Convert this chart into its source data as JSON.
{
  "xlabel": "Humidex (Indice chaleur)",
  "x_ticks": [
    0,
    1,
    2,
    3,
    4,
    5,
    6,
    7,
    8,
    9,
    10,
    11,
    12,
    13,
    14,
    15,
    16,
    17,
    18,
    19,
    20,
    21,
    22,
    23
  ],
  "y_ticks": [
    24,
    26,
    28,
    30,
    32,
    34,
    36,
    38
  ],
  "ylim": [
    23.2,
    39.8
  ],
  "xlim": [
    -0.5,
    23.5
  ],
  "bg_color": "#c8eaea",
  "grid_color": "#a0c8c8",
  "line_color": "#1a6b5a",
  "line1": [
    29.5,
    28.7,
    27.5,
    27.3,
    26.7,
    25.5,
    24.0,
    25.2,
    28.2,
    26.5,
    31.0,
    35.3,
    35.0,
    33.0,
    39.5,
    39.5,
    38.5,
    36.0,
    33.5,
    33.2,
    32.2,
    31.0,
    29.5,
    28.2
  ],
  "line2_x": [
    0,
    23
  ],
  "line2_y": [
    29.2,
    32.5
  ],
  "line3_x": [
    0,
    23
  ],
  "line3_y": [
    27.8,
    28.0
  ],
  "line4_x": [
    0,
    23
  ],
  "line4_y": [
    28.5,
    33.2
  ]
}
^^^^^^^^^^^^^^^^
## SHORT EXERCISE
Type out the material again exactly as presented.

## FINISHED TASK
Convert this chart into its source data as JSON.
{
  "xlabel": "Humidex (Indice chaleur)",
  "x_ticks": [
    0,
    1,
    2,
    3,
    4,
    5,
    6,
    7,
    8,
    9,
    10,
    11,
    12,
    13,
    14,
    15,
    16,
    17,
    18,
    19,
    20,
    21,
    22,
    23
  ],
  "y_ticks": [
    24,
    26,
    28,
    30,
    32,
    34,
    36,
    38
  ],
  "ylim": [
    23.2,
    39.8
  ],
  "xlim": [
    -0.5,
    23.5
  ],
  "bg_color": "#c8eaea",
  "grid_color": "#a0c8c8",
  "line_color": "#1a6b5a",
  "line1": [
    29.5,
    28.7,
    27.5,
    27.3,
    26.7,
    25.5,
    24.0,
    25.2,
    28.2,
    26.5,
    31.0,
    35.3,
    35.0,
    33.0,
    39.5,
    39.5,
    38.5,
    36.0,
    33.5,
    33.2,
    32.2,
    31.0,
    29.5,
    28.2
  ],
  "line2_x": [
    0,
    23
  ],
  "line2_y": [
    29.2,
    32.5
  ],
  "line3_x": [
    0,
    23
  ],
  "line3_y": [
    27.8,
    28.0
  ],
  "line4_x": [
    0,
    23
  ],
  "line4_y": [
    28.5,
    33.2
  ]
}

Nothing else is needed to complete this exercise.